Task prompt: Return the entries below in their exact form, leaving the pictures out.

Data lines:
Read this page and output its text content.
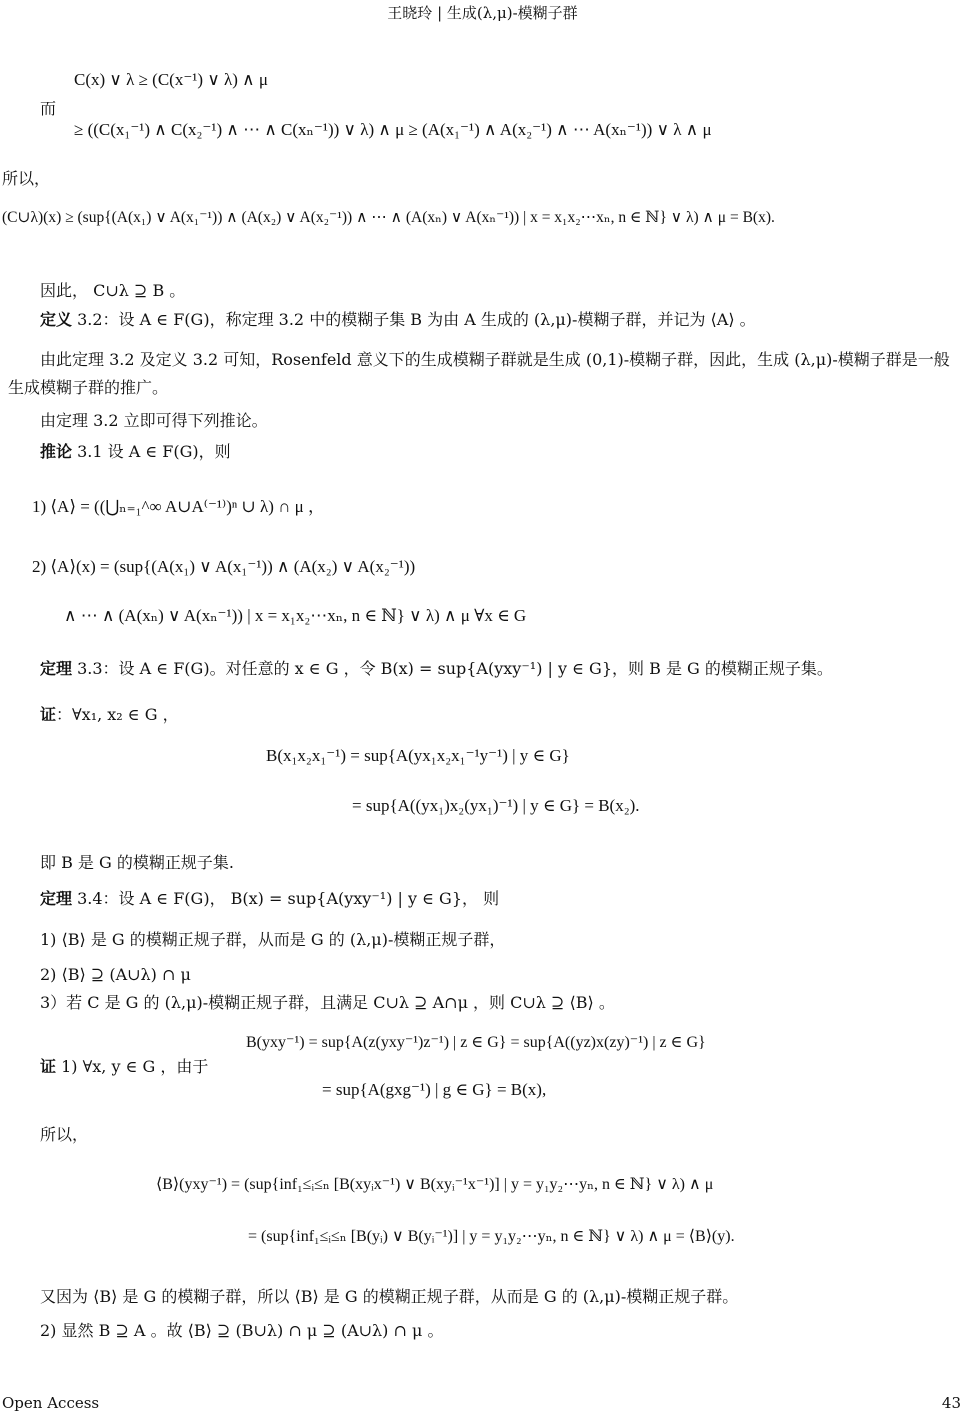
王晓玲 | 生成(λ,μ)-模糊子群
C(x) ∨ λ ≥ (C(x⁻¹) ∨ λ) ∧ μ
而
≥ ((C(x₁⁻¹) ∧ C(x₂⁻¹) ∧ ⋯ ∧ C(xₙ⁻¹)) ∨ λ) ∧ μ ≥ (A(x₁⁻¹) ∧ A(x₂⁻¹) ∧ ⋯ A(xₙ⁻¹)) ∨ λ ∧ μ
所以，
(C∪λ)(x) ≥ (sup{(A(x₁) ∨ A(x₁⁻¹)) ∧ (A(x₂) ∨ A(x₂⁻¹)) ∧ ⋯ ∧ (A(xₙ) ∨ A(xₙ⁻¹)) | x = x₁x₂⋯xₙ, n ∈ ℕ} ∨ λ) ∧ μ = B(x).
因此， C∪λ ⊇ B 。
定义 3.2：设 A ∈ F(G)，称定理 3.2 中的模糊子集 B 为由 A 生成的 (λ,μ)-模糊子群，并记为 ⟨A⟩ 。
由此定理 3.2 及定义 3.2 可知，Rosenfeld 意义下的生成模糊子群就是生成 (0,1)-模糊子群，因此，生成 (λ,μ)-模糊子群是一般生成模糊子群的推广。
由定理 3.2 立即可得下列推论。
推论 3.1 设 A ∈ F(G)，则
1) ⟨A⟩ = ((⋃ₙ₌₁^∞ A∪A⁽⁻¹⁾)ⁿ ∪ λ) ∩ μ ，
2) ⟨A⟩(x) = (sup{(A(x₁) ∨ A(x₁⁻¹)) ∧ (A(x₂) ∨ A(x₂⁻¹))
∧ ⋯ ∧ (A(xₙ) ∨ A(xₙ⁻¹)) | x = x₁x₂⋯xₙ, n ∈ ℕ} ∨ λ) ∧ μ ∀x ∈ G
定理 3.3：设 A ∈ F(G)。对任意的 x ∈ G ，令 B(x) = sup{A(yxy⁻¹) | y ∈ G}，则 B 是 G 的模糊正规子集。
证：∀x₁, x₂ ∈ G ，
B(x₁x₂x₁⁻¹) = sup{A(yx₁x₂x₁⁻¹y⁻¹) | y ∈ G}
= sup{A((yx₁)x₂(yx₁)⁻¹) | y ∈ G} = B(x₂).
即 B 是 G 的模糊正规子集.
定理 3.4：设 A ∈ F(G)， B(x) = sup{A(yxy⁻¹) | y ∈ G}， 则
1) ⟨B⟩ 是 G 的模糊正规子群，从而是 G 的 (λ,μ)-模糊正规子群，
2) ⟨B⟩ ⊇ (A∪λ) ∩ μ
3）若 C 是 G 的 (λ,μ)-模糊正规子群，且满足 C∪λ ⊇ A∩μ ，则 C∪λ ⊇ ⟨B⟩ 。
B(yxy⁻¹) = sup{A(z(yxy⁻¹)z⁻¹) | z ∈ G} = sup{A((yz)x(zy)⁻¹) | z ∈ G}
证 1) ∀x, y ∈ G ，由于
= sup{A(gxg⁻¹) | g ∈ G} = B(x),
所以，
⟨B⟩(yxy⁻¹) = (sup{inf₁≤ᵢ≤ₙ [B(xyᵢx⁻¹) ∨ B(xyᵢ⁻¹x⁻¹)] | y = y₁y₂⋯yₙ, n ∈ ℕ} ∨ λ) ∧ μ
= (sup{inf₁≤ᵢ≤ₙ [B(yᵢ) ∨ B(yᵢ⁻¹)] | y = y₁y₂⋯yₙ, n ∈ ℕ} ∨ λ) ∧ μ = ⟨B⟩(y).
又因为 ⟨B⟩ 是 G 的模糊子群，所以 ⟨B⟩ 是 G 的模糊正规子群，从而是 G 的 (λ,μ)-模糊正规子群。
2) 显然 B ⊇ A 。故 ⟨B⟩ ⊇ (B∪λ) ∩ μ ⊇ (A∪λ) ∩ μ 。
Open Access	43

Result for this task:
Read this page and output its text content.
王晓玲 | 生成(λ,μ)-模糊子群
C(x) ∨ λ ≥ (C(x⁻¹) ∨ λ) ∧ μ
而
≥ ((C(x₁⁻¹) ∧ C(x₂⁻¹) ∧ ⋯ ∧ C(xₙ⁻¹)) ∨ λ) ∧ μ ≥ (A(x₁⁻¹) ∧ A(x₂⁻¹) ∧ ⋯ A(xₙ⁻¹)) ∨ λ ∧ μ
所以，
(C∪λ)(x) ≥ (sup{(A(x₁) ∨ A(x₁⁻¹)) ∧ (A(x₂) ∨ A(x₂⁻¹)) ∧ ⋯ ∧ (A(xₙ) ∨ A(xₙ⁻¹)) | x = x₁x₂⋯xₙ, n ∈ ℕ} ∨ λ) ∧ μ = B(x).
因此， C∪λ ⊇ B 。
定义 3.2：设 A ∈ F(G)，称定理 3.2 中的模糊子集 B 为由 A 生成的 (λ,μ)-模糊子群，并记为 ⟨A⟩ 。
由此定理 3.2 及定义 3.2 可知，Rosenfeld 意义下的生成模糊子群就是生成 (0,1)-模糊子群，因此，生成 (λ,μ)-模糊子群是一般生成模糊子群的推广。
由定理 3.2 立即可得下列推论。
推论 3.1 设 A ∈ F(G)，则
1) ⟨A⟩ = ((⋃ₙ₌₁^∞ A∪A⁽⁻¹⁾)ⁿ ∪ λ) ∩ μ ，
2) ⟨A⟩(x) = (sup{(A(x₁) ∨ A(x₁⁻¹)) ∧ (A(x₂) ∨ A(x₂⁻¹))
∧ ⋯ ∧ (A(xₙ) ∨ A(xₙ⁻¹)) | x = x₁x₂⋯xₙ, n ∈ ℕ} ∨ λ) ∧ μ ∀x ∈ G
定理 3.3：设 A ∈ F(G)。对任意的 x ∈ G ，令 B(x) = sup{A(yxy⁻¹) | y ∈ G}，则 B 是 G 的模糊正规子集。
证：∀x₁, x₂ ∈ G ，
B(x₁x₂x₁⁻¹) = sup{A(yx₁x₂x₁⁻¹y⁻¹) | y ∈ G}
= sup{A((yx₁)x₂(yx₁)⁻¹) | y ∈ G} = B(x₂).
即 B 是 G 的模糊正规子集.
定理 3.4：设 A ∈ F(G)， B(x) = sup{A(yxy⁻¹) | y ∈ G}， 则
1) ⟨B⟩ 是 G 的模糊正规子群，从而是 G 的 (λ,μ)-模糊正规子群，
2) ⟨B⟩ ⊇ (A∪λ) ∩ μ
3）若 C 是 G 的 (λ,μ)-模糊正规子群，且满足 C∪λ ⊇ A∩μ ，则 C∪λ ⊇ ⟨B⟩ 。
B(yxy⁻¹) = sup{A(z(yxy⁻¹)z⁻¹) | z ∈ G} = sup{A((yz)x(zy)⁻¹) | z ∈ G}
证 1) ∀x, y ∈ G ，由于
= sup{A(gxg⁻¹) | g ∈ G} = B(x),
所以，
⟨B⟩(yxy⁻¹) = (sup{inf₁≤ᵢ≤ₙ [B(xyᵢx⁻¹) ∨ B(xyᵢ⁻¹x⁻¹)] | y = y₁y₂⋯yₙ, n ∈ ℕ} ∨ λ) ∧ μ
= (sup{inf₁≤ᵢ≤ₙ [B(yᵢ) ∨ B(yᵢ⁻¹)] | y = y₁y₂⋯yₙ, n ∈ ℕ} ∨ λ) ∧ μ = ⟨B⟩(y).
又因为 ⟨B⟩ 是 G 的模糊子群，所以 ⟨B⟩ 是 G 的模糊正规子群，从而是 G 的 (λ,μ)-模糊正规子群。
2) 显然 B ⊇ A 。故 ⟨B⟩ ⊇ (B∪λ) ∩ μ ⊇ (A∪λ) ∩ μ 。
Open Access	43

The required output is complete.